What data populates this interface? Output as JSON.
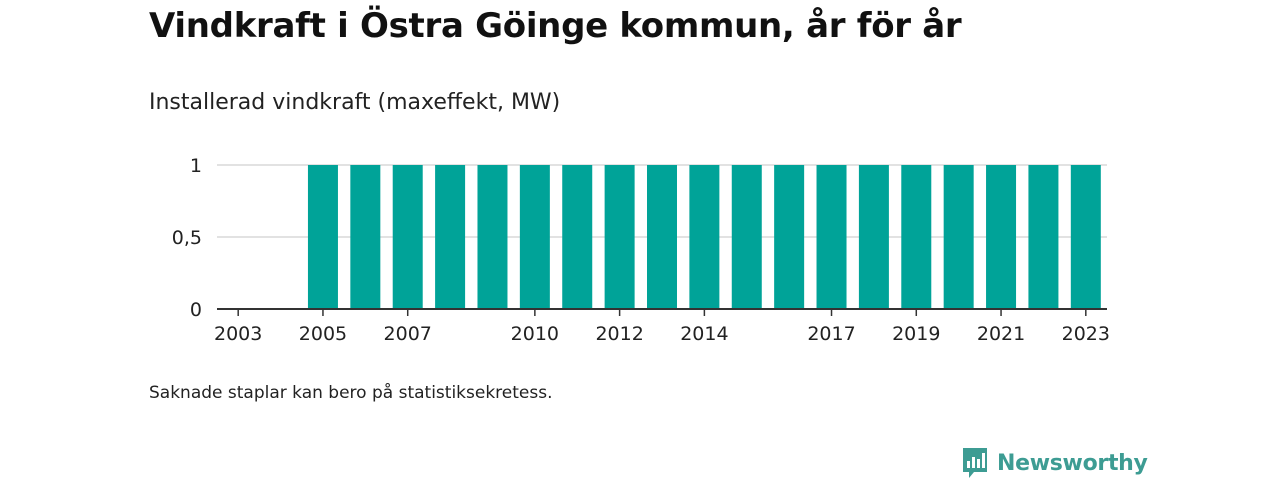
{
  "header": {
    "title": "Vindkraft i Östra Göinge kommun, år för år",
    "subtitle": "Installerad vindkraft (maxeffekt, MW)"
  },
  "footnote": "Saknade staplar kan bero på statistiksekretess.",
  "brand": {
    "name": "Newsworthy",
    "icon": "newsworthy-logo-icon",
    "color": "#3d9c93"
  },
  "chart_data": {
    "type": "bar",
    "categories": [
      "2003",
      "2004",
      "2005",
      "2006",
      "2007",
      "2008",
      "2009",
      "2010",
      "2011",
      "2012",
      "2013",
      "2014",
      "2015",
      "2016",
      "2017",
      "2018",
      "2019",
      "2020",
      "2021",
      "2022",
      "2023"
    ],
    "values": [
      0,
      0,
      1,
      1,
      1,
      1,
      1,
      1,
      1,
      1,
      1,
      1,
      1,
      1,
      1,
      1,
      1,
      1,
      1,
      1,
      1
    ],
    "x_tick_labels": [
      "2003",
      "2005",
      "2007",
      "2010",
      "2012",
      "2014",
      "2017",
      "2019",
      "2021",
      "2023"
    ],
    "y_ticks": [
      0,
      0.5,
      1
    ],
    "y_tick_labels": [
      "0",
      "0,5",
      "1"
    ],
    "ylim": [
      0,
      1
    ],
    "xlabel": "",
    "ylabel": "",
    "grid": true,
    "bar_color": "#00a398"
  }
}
* * * *
Set task. Copy the data character for character, but drop all pictures from the copy.

Written reply.
What data populates this interface? Output as JSON.
{
  "header": {
    "title": "Vindkraft i Östra Göinge kommun, år för år",
    "subtitle": "Installerad vindkraft (maxeffekt, MW)"
  },
  "footnote": "Saknade staplar kan bero på statistiksekretess.",
  "brand": {
    "name": "Newsworthy",
    "icon": "newsworthy-logo-icon",
    "color": "#3d9c93"
  },
  "chart_data": {
    "type": "bar",
    "categories": [
      "2003",
      "2004",
      "2005",
      "2006",
      "2007",
      "2008",
      "2009",
      "2010",
      "2011",
      "2012",
      "2013",
      "2014",
      "2015",
      "2016",
      "2017",
      "2018",
      "2019",
      "2020",
      "2021",
      "2022",
      "2023"
    ],
    "values": [
      0,
      0,
      1,
      1,
      1,
      1,
      1,
      1,
      1,
      1,
      1,
      1,
      1,
      1,
      1,
      1,
      1,
      1,
      1,
      1,
      1
    ],
    "x_tick_labels": [
      "2003",
      "2005",
      "2007",
      "2010",
      "2012",
      "2014",
      "2017",
      "2019",
      "2021",
      "2023"
    ],
    "y_ticks": [
      0,
      0.5,
      1
    ],
    "y_tick_labels": [
      "0",
      "0,5",
      "1"
    ],
    "ylim": [
      0,
      1
    ],
    "xlabel": "",
    "ylabel": "",
    "grid": true,
    "bar_color": "#00a398"
  }
}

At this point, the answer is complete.